** start of Input for this task **

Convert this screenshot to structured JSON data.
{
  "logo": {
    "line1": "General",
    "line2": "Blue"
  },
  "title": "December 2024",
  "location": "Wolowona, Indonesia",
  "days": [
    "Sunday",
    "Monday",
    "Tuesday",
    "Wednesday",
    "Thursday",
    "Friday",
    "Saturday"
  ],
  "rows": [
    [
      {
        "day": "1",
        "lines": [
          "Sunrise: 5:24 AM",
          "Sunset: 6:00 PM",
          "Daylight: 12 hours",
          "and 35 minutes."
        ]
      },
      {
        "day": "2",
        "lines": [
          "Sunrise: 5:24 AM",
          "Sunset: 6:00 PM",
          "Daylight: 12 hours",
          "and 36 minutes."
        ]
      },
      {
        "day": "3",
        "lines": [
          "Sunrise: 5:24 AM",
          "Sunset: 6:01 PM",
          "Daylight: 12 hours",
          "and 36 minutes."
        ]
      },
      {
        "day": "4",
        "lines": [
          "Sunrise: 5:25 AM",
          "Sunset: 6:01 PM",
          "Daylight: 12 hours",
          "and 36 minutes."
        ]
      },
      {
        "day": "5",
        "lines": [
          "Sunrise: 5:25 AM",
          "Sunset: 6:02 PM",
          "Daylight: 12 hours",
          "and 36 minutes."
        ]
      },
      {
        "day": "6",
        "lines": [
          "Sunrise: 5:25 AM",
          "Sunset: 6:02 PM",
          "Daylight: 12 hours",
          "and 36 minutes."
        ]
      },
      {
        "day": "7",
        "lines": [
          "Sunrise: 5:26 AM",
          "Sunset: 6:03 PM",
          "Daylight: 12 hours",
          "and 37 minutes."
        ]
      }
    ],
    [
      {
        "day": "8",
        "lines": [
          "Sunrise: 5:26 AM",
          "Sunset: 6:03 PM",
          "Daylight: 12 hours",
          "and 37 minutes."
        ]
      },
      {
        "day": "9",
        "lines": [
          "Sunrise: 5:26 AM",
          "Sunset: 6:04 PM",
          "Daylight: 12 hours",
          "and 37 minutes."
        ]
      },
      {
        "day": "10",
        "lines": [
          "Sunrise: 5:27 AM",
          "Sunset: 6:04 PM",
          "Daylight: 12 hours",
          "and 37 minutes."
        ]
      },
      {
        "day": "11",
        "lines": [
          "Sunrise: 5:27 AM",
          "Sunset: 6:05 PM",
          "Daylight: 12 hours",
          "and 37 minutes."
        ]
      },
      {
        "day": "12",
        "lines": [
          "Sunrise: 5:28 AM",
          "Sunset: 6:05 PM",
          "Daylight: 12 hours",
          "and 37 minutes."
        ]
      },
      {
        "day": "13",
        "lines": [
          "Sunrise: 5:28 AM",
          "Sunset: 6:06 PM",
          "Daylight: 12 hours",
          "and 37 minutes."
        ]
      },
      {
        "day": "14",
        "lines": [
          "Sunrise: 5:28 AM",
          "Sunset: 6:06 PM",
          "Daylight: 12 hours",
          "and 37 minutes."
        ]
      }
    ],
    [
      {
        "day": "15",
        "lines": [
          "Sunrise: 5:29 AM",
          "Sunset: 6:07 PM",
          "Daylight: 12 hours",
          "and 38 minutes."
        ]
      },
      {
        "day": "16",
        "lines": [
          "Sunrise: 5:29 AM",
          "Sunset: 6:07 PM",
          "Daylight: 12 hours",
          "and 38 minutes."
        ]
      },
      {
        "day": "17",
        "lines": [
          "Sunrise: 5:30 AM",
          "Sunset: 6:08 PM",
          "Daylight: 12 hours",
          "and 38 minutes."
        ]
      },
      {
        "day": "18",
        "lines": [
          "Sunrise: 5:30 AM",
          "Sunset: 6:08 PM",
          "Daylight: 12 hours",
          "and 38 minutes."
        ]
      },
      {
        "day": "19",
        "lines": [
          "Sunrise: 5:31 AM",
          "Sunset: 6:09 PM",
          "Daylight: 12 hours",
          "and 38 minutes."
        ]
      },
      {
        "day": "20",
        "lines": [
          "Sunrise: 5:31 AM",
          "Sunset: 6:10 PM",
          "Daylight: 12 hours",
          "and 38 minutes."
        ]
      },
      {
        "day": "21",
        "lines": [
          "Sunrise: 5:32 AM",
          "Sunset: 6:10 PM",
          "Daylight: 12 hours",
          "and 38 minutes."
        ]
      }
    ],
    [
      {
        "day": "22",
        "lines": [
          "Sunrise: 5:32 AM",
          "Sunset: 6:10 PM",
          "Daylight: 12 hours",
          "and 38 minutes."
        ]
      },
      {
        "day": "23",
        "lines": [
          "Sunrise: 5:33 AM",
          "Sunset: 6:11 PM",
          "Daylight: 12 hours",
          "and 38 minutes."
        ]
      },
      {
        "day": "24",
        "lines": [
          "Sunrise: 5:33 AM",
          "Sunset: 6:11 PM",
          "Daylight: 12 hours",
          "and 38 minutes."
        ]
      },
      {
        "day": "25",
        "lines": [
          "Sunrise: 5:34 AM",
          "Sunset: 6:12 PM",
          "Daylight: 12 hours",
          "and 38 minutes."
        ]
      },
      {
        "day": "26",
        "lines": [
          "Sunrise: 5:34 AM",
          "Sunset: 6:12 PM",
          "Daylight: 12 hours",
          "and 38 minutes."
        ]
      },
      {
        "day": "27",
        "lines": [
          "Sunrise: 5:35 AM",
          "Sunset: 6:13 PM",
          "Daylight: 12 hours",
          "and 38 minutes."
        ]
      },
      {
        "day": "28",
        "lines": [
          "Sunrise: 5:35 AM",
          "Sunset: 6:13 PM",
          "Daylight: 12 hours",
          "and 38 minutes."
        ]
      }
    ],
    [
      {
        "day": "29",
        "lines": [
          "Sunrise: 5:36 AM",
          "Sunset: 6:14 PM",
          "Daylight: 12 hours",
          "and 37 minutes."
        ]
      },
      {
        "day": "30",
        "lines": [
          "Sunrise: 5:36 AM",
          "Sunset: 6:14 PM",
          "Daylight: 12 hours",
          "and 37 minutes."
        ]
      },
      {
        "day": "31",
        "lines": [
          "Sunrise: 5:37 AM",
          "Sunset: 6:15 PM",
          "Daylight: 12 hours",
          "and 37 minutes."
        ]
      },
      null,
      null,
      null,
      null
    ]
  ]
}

** end of Input for this task **

### Given exercise
The records above should be repeated in full, exactly as given.

### Task output
Convert this screenshot to structured JSON data.
{
  "logo": {
    "line1": "General",
    "line2": "Blue"
  },
  "title": "December 2024",
  "location": "Wolowona, Indonesia",
  "days": [
    "Sunday",
    "Monday",
    "Tuesday",
    "Wednesday",
    "Thursday",
    "Friday",
    "Saturday"
  ],
  "rows": [
    [
      {
        "day": "1",
        "lines": [
          "Sunrise: 5:24 AM",
          "Sunset: 6:00 PM",
          "Daylight: 12 hours",
          "and 35 minutes."
        ]
      },
      {
        "day": "2",
        "lines": [
          "Sunrise: 5:24 AM",
          "Sunset: 6:00 PM",
          "Daylight: 12 hours",
          "and 36 minutes."
        ]
      },
      {
        "day": "3",
        "lines": [
          "Sunrise: 5:24 AM",
          "Sunset: 6:01 PM",
          "Daylight: 12 hours",
          "and 36 minutes."
        ]
      },
      {
        "day": "4",
        "lines": [
          "Sunrise: 5:25 AM",
          "Sunset: 6:01 PM",
          "Daylight: 12 hours",
          "and 36 minutes."
        ]
      },
      {
        "day": "5",
        "lines": [
          "Sunrise: 5:25 AM",
          "Sunset: 6:02 PM",
          "Daylight: 12 hours",
          "and 36 minutes."
        ]
      },
      {
        "day": "6",
        "lines": [
          "Sunrise: 5:25 AM",
          "Sunset: 6:02 PM",
          "Daylight: 12 hours",
          "and 36 minutes."
        ]
      },
      {
        "day": "7",
        "lines": [
          "Sunrise: 5:26 AM",
          "Sunset: 6:03 PM",
          "Daylight: 12 hours",
          "and 37 minutes."
        ]
      }
    ],
    [
      {
        "day": "8",
        "lines": [
          "Sunrise: 5:26 AM",
          "Sunset: 6:03 PM",
          "Daylight: 12 hours",
          "and 37 minutes."
        ]
      },
      {
        "day": "9",
        "lines": [
          "Sunrise: 5:26 AM",
          "Sunset: 6:04 PM",
          "Daylight: 12 hours",
          "and 37 minutes."
        ]
      },
      {
        "day": "10",
        "lines": [
          "Sunrise: 5:27 AM",
          "Sunset: 6:04 PM",
          "Daylight: 12 hours",
          "and 37 minutes."
        ]
      },
      {
        "day": "11",
        "lines": [
          "Sunrise: 5:27 AM",
          "Sunset: 6:05 PM",
          "Daylight: 12 hours",
          "and 37 minutes."
        ]
      },
      {
        "day": "12",
        "lines": [
          "Sunrise: 5:28 AM",
          "Sunset: 6:05 PM",
          "Daylight: 12 hours",
          "and 37 minutes."
        ]
      },
      {
        "day": "13",
        "lines": [
          "Sunrise: 5:28 AM",
          "Sunset: 6:06 PM",
          "Daylight: 12 hours",
          "and 37 minutes."
        ]
      },
      {
        "day": "14",
        "lines": [
          "Sunrise: 5:28 AM",
          "Sunset: 6:06 PM",
          "Daylight: 12 hours",
          "and 37 minutes."
        ]
      }
    ],
    [
      {
        "day": "15",
        "lines": [
          "Sunrise: 5:29 AM",
          "Sunset: 6:07 PM",
          "Daylight: 12 hours",
          "and 38 minutes."
        ]
      },
      {
        "day": "16",
        "lines": [
          "Sunrise: 5:29 AM",
          "Sunset: 6:07 PM",
          "Daylight: 12 hours",
          "and 38 minutes."
        ]
      },
      {
        "day": "17",
        "lines": [
          "Sunrise: 5:30 AM",
          "Sunset: 6:08 PM",
          "Daylight: 12 hours",
          "and 38 minutes."
        ]
      },
      {
        "day": "18",
        "lines": [
          "Sunrise: 5:30 AM",
          "Sunset: 6:08 PM",
          "Daylight: 12 hours",
          "and 38 minutes."
        ]
      },
      {
        "day": "19",
        "lines": [
          "Sunrise: 5:31 AM",
          "Sunset: 6:09 PM",
          "Daylight: 12 hours",
          "and 38 minutes."
        ]
      },
      {
        "day": "20",
        "lines": [
          "Sunrise: 5:31 AM",
          "Sunset: 6:10 PM",
          "Daylight: 12 hours",
          "and 38 minutes."
        ]
      },
      {
        "day": "21",
        "lines": [
          "Sunrise: 5:32 AM",
          "Sunset: 6:10 PM",
          "Daylight: 12 hours",
          "and 38 minutes."
        ]
      }
    ],
    [
      {
        "day": "22",
        "lines": [
          "Sunrise: 5:32 AM",
          "Sunset: 6:10 PM",
          "Daylight: 12 hours",
          "and 38 minutes."
        ]
      },
      {
        "day": "23",
        "lines": [
          "Sunrise: 5:33 AM",
          "Sunset: 6:11 PM",
          "Daylight: 12 hours",
          "and 38 minutes."
        ]
      },
      {
        "day": "24",
        "lines": [
          "Sunrise: 5:33 AM",
          "Sunset: 6:11 PM",
          "Daylight: 12 hours",
          "and 38 minutes."
        ]
      },
      {
        "day": "25",
        "lines": [
          "Sunrise: 5:34 AM",
          "Sunset: 6:12 PM",
          "Daylight: 12 hours",
          "and 38 minutes."
        ]
      },
      {
        "day": "26",
        "lines": [
          "Sunrise: 5:34 AM",
          "Sunset: 6:12 PM",
          "Daylight: 12 hours",
          "and 38 minutes."
        ]
      },
      {
        "day": "27",
        "lines": [
          "Sunrise: 5:35 AM",
          "Sunset: 6:13 PM",
          "Daylight: 12 hours",
          "and 38 minutes."
        ]
      },
      {
        "day": "28",
        "lines": [
          "Sunrise: 5:35 AM",
          "Sunset: 6:13 PM",
          "Daylight: 12 hours",
          "and 38 minutes."
        ]
      }
    ],
    [
      {
        "day": "29",
        "lines": [
          "Sunrise: 5:36 AM",
          "Sunset: 6:14 PM",
          "Daylight: 12 hours",
          "and 37 minutes."
        ]
      },
      {
        "day": "30",
        "lines": [
          "Sunrise: 5:36 AM",
          "Sunset: 6:14 PM",
          "Daylight: 12 hours",
          "and 37 minutes."
        ]
      },
      {
        "day": "31",
        "lines": [
          "Sunrise: 5:37 AM",
          "Sunset: 6:15 PM",
          "Daylight: 12 hours",
          "and 37 minutes."
        ]
      },
      null,
      null,
      null,
      null
    ]
  ]
}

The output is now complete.